§ **TASK REQUIREMENTS**: Pick out all lines in the listing holding the string "text" and copy them.

§ **LISTED RECORDS**:
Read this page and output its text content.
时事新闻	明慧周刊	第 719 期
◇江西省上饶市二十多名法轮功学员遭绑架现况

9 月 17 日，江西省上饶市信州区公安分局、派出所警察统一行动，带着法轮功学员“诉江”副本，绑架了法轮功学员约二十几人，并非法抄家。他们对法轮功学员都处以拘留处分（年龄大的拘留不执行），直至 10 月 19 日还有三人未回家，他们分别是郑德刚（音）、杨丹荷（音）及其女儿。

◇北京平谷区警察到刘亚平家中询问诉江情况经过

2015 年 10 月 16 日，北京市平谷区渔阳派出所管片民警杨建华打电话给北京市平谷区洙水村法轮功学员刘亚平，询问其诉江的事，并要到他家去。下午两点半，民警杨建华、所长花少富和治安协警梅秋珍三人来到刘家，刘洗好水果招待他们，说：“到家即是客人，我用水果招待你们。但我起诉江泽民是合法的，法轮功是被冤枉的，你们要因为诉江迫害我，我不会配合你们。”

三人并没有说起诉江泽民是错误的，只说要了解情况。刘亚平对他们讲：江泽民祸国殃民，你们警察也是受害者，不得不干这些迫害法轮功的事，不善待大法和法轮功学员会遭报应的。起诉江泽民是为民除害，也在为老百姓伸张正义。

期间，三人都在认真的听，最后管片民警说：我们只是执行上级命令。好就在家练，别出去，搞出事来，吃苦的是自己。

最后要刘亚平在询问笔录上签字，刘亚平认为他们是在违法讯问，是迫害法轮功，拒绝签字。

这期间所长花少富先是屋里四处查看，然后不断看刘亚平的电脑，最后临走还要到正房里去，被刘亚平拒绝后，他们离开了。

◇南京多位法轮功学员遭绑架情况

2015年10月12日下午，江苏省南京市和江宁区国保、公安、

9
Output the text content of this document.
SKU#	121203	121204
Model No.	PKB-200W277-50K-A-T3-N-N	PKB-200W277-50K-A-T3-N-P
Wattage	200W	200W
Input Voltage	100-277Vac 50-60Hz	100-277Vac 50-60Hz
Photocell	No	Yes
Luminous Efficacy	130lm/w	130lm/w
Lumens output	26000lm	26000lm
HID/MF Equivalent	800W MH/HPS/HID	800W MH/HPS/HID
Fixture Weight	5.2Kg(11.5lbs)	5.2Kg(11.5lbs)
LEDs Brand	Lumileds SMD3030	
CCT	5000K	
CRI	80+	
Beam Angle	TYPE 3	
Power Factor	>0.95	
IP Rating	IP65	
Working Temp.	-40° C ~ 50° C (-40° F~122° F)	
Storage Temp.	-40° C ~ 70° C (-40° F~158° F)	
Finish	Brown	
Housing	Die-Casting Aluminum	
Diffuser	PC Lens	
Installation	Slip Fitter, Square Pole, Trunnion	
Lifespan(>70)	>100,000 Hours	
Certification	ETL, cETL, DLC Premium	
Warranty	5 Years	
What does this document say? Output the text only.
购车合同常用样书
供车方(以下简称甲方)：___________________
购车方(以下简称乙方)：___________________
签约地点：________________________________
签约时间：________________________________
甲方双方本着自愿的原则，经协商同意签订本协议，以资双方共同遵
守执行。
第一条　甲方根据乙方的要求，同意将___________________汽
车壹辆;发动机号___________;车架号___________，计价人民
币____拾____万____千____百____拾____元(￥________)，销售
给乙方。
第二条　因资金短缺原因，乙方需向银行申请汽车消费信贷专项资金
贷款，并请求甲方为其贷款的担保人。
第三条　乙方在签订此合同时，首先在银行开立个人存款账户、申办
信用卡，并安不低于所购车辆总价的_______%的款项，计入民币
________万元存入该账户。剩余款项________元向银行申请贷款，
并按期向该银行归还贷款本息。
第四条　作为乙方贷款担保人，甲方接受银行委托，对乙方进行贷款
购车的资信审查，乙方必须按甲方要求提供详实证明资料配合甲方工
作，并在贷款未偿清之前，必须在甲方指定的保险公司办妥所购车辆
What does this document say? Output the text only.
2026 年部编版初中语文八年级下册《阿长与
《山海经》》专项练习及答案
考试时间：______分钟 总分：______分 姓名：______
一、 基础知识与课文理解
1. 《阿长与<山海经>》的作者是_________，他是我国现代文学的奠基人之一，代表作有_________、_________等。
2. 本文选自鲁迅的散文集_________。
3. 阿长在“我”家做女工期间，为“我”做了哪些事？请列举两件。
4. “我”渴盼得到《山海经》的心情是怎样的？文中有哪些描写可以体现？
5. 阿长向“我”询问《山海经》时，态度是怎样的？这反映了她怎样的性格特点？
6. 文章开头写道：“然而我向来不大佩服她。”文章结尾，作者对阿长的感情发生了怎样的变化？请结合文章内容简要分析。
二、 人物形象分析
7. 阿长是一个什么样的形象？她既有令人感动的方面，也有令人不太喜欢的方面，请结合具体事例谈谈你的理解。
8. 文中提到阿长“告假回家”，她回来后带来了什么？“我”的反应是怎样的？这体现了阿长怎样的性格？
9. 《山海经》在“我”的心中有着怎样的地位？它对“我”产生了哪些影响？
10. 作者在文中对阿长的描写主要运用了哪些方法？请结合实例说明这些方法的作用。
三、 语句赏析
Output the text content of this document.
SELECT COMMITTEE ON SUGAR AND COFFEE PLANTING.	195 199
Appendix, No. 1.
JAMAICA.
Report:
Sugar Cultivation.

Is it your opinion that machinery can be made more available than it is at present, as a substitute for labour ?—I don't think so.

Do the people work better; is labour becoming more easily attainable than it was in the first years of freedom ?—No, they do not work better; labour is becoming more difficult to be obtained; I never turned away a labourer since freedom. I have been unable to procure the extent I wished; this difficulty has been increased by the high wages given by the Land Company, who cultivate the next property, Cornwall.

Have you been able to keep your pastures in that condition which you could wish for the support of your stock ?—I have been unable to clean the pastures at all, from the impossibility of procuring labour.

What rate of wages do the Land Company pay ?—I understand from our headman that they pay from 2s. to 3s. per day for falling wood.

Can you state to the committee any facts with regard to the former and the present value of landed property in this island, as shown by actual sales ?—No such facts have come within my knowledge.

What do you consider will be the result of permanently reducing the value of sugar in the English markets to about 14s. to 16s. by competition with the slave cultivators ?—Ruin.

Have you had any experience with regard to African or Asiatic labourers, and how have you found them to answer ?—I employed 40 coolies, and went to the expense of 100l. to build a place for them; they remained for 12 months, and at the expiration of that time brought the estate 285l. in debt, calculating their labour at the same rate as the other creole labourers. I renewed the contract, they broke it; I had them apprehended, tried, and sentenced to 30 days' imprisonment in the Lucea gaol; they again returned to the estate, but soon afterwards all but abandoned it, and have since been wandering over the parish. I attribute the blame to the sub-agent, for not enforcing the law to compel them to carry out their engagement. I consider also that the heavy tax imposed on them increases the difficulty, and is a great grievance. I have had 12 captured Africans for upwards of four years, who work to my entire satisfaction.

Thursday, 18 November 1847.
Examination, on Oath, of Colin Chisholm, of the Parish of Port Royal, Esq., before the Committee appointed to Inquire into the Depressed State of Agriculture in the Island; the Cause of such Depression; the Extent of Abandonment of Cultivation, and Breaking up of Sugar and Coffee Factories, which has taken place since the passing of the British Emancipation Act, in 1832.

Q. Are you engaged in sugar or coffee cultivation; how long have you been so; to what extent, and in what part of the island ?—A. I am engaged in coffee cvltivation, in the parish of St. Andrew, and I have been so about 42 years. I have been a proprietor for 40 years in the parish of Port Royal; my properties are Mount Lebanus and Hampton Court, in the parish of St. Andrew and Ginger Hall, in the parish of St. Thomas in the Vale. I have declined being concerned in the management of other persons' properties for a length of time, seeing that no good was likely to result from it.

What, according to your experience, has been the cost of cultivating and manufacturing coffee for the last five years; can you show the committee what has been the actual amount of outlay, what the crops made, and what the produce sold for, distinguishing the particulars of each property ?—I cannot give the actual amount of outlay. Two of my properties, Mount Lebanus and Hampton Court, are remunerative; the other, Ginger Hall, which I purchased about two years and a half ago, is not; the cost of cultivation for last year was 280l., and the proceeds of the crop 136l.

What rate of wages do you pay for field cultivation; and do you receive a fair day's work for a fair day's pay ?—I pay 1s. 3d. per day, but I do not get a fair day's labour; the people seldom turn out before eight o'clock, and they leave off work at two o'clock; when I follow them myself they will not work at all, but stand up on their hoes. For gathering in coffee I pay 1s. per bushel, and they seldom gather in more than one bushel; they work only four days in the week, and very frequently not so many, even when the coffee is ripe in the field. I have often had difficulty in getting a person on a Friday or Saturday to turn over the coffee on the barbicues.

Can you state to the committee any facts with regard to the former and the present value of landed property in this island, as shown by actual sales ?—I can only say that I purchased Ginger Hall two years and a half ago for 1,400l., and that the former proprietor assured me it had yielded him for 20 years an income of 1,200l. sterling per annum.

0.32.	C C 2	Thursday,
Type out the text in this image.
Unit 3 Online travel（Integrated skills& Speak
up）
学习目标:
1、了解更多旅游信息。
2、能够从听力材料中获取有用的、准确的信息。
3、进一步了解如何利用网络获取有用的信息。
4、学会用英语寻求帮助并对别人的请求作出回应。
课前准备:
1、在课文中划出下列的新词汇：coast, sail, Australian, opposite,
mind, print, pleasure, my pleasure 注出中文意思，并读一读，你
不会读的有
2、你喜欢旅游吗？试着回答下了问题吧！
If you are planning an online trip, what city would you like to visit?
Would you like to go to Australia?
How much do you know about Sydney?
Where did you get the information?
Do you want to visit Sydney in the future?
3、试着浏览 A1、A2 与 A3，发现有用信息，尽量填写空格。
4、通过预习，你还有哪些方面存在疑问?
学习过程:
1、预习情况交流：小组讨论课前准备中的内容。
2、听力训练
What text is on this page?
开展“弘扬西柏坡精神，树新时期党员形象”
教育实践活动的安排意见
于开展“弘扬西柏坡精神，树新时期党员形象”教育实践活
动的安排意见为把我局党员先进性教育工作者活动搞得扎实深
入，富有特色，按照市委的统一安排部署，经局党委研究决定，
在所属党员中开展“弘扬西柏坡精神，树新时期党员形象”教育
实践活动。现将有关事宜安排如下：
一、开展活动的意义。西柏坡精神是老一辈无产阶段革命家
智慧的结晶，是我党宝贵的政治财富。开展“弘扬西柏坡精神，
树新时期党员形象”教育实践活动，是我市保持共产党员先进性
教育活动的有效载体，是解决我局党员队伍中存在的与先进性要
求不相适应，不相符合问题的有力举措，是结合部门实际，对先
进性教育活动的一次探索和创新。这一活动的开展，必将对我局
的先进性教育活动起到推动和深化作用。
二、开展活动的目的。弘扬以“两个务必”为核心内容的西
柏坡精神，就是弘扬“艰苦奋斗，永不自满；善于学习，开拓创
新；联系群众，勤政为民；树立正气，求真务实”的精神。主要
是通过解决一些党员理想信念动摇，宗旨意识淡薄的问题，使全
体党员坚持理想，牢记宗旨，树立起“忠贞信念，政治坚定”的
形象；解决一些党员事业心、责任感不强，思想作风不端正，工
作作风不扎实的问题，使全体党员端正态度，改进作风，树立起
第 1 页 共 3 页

§ **THE ANSWER**:
Read this page and output its text content.
Output the text content of this document.
What does this document say? Output the text only.
What does this document say? Output the text only.
Output the text content of this document.
Type out the text in this image.
What text is on this page?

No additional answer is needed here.